# Problem to work on
Output all of the entries exactly as written.

— Start of Data provided —

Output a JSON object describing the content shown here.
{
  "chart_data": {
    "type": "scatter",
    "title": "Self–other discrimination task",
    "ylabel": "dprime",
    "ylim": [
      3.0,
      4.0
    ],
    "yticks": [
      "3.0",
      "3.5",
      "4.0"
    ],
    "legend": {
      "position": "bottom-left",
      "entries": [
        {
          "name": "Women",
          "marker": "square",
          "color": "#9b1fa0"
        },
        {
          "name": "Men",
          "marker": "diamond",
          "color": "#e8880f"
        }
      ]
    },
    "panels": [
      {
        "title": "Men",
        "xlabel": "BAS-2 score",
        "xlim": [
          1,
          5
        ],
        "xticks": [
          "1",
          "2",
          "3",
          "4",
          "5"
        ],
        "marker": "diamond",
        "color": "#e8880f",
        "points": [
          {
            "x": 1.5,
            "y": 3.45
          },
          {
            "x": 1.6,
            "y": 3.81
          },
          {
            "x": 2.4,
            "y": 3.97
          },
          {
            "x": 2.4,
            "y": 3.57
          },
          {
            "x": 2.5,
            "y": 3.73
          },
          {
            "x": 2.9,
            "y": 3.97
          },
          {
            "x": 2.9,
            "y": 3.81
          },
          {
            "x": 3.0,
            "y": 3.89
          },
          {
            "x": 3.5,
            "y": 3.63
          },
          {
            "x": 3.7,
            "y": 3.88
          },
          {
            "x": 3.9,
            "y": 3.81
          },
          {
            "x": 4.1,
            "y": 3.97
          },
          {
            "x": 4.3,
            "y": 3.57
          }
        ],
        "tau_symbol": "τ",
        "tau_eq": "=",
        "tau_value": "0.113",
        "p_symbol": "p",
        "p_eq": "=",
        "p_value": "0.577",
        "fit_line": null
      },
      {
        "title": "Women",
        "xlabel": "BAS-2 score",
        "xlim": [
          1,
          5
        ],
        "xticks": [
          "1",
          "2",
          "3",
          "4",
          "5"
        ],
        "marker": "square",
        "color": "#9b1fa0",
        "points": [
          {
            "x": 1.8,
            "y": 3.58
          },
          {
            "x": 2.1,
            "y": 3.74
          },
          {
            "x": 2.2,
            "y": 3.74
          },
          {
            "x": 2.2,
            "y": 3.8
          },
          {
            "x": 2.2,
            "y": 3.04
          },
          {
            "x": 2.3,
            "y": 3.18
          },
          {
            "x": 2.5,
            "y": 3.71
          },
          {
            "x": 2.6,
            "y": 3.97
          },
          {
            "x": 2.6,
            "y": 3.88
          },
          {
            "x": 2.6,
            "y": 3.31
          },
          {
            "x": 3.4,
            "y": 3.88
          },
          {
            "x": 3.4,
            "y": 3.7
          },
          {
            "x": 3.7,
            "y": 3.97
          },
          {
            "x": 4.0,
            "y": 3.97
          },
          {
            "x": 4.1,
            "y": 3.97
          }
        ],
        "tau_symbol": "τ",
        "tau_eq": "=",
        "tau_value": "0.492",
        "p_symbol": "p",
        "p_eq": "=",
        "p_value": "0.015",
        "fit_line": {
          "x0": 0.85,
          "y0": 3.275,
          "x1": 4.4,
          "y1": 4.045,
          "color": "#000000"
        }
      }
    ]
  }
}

— End of Data provided —

# The output
Output a JSON object describing the content shown here.
{
  "chart_data": {
    "type": "scatter",
    "title": "Self–other discrimination task",
    "ylabel": "dprime",
    "ylim": [
      3.0,
      4.0
    ],
    "yticks": [
      "3.0",
      "3.5",
      "4.0"
    ],
    "legend": {
      "position": "bottom-left",
      "entries": [
        {
          "name": "Women",
          "marker": "square",
          "color": "#9b1fa0"
        },
        {
          "name": "Men",
          "marker": "diamond",
          "color": "#e8880f"
        }
      ]
    },
    "panels": [
      {
        "title": "Men",
        "xlabel": "BAS-2 score",
        "xlim": [
          1,
          5
        ],
        "xticks": [
          "1",
          "2",
          "3",
          "4",
          "5"
        ],
        "marker": "diamond",
        "color": "#e8880f",
        "points": [
          {
            "x": 1.5,
            "y": 3.45
          },
          {
            "x": 1.6,
            "y": 3.81
          },
          {
            "x": 2.4,
            "y": 3.97
          },
          {
            "x": 2.4,
            "y": 3.57
          },
          {
            "x": 2.5,
            "y": 3.73
          },
          {
            "x": 2.9,
            "y": 3.97
          },
          {
            "x": 2.9,
            "y": 3.81
          },
          {
            "x": 3.0,
            "y": 3.89
          },
          {
            "x": 3.5,
            "y": 3.63
          },
          {
            "x": 3.7,
            "y": 3.88
          },
          {
            "x": 3.9,
            "y": 3.81
          },
          {
            "x": 4.1,
            "y": 3.97
          },
          {
            "x": 4.3,
            "y": 3.57
          }
        ],
        "tau_symbol": "τ",
        "tau_eq": "=",
        "tau_value": "0.113",
        "p_symbol": "p",
        "p_eq": "=",
        "p_value": "0.577",
        "fit_line": null
      },
      {
        "title": "Women",
        "xlabel": "BAS-2 score",
        "xlim": [
          1,
          5
        ],
        "xticks": [
          "1",
          "2",
          "3",
          "4",
          "5"
        ],
        "marker": "square",
        "color": "#9b1fa0",
        "points": [
          {
            "x": 1.8,
            "y": 3.58
          },
          {
            "x": 2.1,
            "y": 3.74
          },
          {
            "x": 2.2,
            "y": 3.74
          },
          {
            "x": 2.2,
            "y": 3.8
          },
          {
            "x": 2.2,
            "y": 3.04
          },
          {
            "x": 2.3,
            "y": 3.18
          },
          {
            "x": 2.5,
            "y": 3.71
          },
          {
            "x": 2.6,
            "y": 3.97
          },
          {
            "x": 2.6,
            "y": 3.88
          },
          {
            "x": 2.6,
            "y": 3.31
          },
          {
            "x": 3.4,
            "y": 3.88
          },
          {
            "x": 3.4,
            "y": 3.7
          },
          {
            "x": 3.7,
            "y": 3.97
          },
          {
            "x": 4.0,
            "y": 3.97
          },
          {
            "x": 4.1,
            "y": 3.97
          }
        ],
        "tau_symbol": "τ",
        "tau_eq": "=",
        "tau_value": "0.492",
        "p_symbol": "p",
        "p_eq": "=",
        "p_value": "0.015",
        "fit_line": {
          "x0": 0.85,
          "y0": 3.275,
          "x1": 4.4,
          "y1": 4.045,
          "color": "#000000"
        }
      }
    ]
  }
}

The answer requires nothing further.